─── Listed entries
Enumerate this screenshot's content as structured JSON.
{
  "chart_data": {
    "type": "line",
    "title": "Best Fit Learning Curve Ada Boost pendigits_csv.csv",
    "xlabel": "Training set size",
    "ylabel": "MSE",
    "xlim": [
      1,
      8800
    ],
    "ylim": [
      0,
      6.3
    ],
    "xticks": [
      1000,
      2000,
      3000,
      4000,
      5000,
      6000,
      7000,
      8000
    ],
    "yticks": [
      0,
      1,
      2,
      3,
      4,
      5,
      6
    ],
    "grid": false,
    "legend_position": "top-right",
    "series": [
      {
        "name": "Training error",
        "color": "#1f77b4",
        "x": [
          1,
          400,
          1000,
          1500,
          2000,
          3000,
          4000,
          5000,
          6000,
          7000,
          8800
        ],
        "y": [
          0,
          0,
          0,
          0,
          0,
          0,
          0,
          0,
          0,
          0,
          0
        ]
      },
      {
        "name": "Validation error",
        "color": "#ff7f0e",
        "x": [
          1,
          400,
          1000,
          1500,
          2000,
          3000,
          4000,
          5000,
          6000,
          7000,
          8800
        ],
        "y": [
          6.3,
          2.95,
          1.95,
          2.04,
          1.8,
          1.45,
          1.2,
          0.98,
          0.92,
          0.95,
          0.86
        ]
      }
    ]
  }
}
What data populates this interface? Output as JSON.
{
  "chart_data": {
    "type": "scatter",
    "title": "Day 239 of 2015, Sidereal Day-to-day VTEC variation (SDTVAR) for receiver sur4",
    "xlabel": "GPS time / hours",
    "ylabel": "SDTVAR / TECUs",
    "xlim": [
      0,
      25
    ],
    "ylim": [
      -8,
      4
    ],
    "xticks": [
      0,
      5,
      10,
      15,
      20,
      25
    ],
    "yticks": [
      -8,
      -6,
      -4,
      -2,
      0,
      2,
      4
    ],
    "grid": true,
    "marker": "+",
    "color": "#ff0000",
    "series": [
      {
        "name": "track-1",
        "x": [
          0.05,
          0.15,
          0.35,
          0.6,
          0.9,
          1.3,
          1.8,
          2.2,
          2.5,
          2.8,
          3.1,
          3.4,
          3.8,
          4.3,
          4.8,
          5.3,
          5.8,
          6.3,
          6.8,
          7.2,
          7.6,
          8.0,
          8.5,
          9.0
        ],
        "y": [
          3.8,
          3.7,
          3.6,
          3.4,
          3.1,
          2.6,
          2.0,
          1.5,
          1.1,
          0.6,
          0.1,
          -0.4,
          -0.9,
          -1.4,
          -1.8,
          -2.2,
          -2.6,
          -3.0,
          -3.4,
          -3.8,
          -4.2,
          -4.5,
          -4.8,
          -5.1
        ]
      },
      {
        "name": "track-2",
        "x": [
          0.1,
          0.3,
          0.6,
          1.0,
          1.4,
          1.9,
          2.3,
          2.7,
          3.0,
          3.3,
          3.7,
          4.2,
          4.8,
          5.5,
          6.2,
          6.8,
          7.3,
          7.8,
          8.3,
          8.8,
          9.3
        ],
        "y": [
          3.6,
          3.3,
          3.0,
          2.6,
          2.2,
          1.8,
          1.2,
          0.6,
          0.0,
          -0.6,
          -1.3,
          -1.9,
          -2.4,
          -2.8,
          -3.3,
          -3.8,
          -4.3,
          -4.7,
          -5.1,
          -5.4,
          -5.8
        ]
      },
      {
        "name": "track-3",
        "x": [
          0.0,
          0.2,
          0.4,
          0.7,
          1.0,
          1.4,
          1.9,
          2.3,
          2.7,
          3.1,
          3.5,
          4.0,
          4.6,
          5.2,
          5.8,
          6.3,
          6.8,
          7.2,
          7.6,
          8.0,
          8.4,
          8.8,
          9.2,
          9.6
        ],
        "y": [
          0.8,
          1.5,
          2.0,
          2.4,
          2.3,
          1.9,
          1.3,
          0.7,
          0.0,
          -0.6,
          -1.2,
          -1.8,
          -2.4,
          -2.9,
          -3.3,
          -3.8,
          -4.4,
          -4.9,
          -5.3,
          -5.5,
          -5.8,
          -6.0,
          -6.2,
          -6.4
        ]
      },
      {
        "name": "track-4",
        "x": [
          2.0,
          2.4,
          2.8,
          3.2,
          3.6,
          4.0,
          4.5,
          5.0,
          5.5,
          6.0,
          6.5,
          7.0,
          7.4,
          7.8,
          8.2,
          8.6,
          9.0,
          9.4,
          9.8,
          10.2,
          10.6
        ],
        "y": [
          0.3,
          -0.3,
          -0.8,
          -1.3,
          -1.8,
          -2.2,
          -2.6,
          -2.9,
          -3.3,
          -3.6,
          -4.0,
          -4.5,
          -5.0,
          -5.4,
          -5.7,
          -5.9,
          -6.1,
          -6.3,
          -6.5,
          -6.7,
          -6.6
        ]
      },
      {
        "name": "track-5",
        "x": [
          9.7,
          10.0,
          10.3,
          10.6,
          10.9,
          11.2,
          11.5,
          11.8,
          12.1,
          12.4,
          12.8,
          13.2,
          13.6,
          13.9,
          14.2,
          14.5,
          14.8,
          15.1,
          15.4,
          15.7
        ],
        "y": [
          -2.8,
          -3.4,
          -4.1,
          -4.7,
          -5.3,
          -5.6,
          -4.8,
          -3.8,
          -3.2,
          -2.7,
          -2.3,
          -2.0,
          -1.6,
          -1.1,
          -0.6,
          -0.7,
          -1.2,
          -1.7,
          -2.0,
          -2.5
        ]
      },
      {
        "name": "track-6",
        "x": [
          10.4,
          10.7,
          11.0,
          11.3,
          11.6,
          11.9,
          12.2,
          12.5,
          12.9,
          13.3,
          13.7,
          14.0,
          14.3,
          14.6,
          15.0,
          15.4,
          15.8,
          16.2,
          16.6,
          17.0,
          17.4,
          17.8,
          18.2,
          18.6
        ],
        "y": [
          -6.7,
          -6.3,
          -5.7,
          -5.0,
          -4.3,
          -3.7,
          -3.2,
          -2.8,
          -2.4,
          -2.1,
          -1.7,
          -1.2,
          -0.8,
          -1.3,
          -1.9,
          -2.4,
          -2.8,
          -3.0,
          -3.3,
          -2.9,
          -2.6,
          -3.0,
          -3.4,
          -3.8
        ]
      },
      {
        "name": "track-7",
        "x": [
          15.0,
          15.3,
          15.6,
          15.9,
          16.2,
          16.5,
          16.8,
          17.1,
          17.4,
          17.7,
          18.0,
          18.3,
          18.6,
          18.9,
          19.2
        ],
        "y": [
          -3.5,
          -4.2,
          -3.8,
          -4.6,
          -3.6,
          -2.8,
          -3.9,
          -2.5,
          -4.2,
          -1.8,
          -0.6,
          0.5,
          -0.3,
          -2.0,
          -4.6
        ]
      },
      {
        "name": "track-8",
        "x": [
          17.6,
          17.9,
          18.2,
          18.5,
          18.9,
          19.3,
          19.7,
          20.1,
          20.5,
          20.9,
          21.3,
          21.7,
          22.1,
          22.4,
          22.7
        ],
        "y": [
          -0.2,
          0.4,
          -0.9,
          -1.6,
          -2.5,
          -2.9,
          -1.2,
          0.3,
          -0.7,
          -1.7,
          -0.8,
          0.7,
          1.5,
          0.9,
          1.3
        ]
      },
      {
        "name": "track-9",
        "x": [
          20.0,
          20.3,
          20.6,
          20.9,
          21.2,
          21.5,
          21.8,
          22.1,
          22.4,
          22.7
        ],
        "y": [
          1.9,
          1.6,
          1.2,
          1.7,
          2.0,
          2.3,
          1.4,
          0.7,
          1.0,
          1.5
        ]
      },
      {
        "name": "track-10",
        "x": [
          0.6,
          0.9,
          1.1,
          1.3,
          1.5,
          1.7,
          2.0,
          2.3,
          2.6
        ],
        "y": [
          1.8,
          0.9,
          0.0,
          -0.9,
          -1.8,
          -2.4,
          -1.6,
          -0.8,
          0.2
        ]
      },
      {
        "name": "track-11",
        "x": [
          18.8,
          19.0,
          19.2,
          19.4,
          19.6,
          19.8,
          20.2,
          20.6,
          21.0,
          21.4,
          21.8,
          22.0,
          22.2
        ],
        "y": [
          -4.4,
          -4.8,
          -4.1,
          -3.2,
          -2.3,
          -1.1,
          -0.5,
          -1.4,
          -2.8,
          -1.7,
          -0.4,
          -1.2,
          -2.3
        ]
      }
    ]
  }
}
──────
**Task objective**
Which lines hold the word "JSON"? Copy each of them from the records.

**Reply to the exercise**
Enumerate this screenshot's content as structured JSON.
What data populates this interface? Output as JSON.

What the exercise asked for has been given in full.